INFORMATION GIVEN:
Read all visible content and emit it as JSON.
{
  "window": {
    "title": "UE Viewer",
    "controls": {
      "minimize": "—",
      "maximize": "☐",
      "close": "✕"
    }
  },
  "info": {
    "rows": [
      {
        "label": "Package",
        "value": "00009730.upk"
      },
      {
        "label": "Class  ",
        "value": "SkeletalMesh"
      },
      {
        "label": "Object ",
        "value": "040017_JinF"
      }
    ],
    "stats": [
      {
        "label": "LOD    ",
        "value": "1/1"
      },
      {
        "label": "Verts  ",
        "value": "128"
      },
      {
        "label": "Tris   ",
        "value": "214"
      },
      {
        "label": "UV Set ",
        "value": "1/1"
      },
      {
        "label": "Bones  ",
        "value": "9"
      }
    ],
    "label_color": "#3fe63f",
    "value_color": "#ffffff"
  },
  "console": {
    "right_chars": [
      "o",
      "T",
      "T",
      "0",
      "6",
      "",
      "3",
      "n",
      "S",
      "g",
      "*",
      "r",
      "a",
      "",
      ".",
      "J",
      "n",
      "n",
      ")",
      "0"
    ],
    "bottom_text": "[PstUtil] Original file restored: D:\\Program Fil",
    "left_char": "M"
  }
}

REQUIRED TASK:
Please restate the data word for word, every record included.

THE COMPLETED TASK:
Read all visible content and emit it as JSON.
{
  "window": {
    "title": "UE Viewer",
    "controls": {
      "minimize": "—",
      "maximize": "☐",
      "close": "✕"
    }
  },
  "info": {
    "rows": [
      {
        "label": "Package",
        "value": "00009730.upk"
      },
      {
        "label": "Class  ",
        "value": "SkeletalMesh"
      },
      {
        "label": "Object ",
        "value": "040017_JinF"
      }
    ],
    "stats": [
      {
        "label": "LOD    ",
        "value": "1/1"
      },
      {
        "label": "Verts  ",
        "value": "128"
      },
      {
        "label": "Tris   ",
        "value": "214"
      },
      {
        "label": "UV Set ",
        "value": "1/1"
      },
      {
        "label": "Bones  ",
        "value": "9"
      }
    ],
    "label_color": "#3fe63f",
    "value_color": "#ffffff"
  },
  "console": {
    "right_chars": [
      "o",
      "T",
      "T",
      "0",
      "6",
      "",
      "3",
      "n",
      "S",
      "g",
      "*",
      "r",
      "a",
      "",
      ".",
      "J",
      "n",
      "n",
      ")",
      "0"
    ],
    "bottom_text": "[PstUtil] Original file restored: D:\\Program Fil",
    "left_char": "M"
  }
}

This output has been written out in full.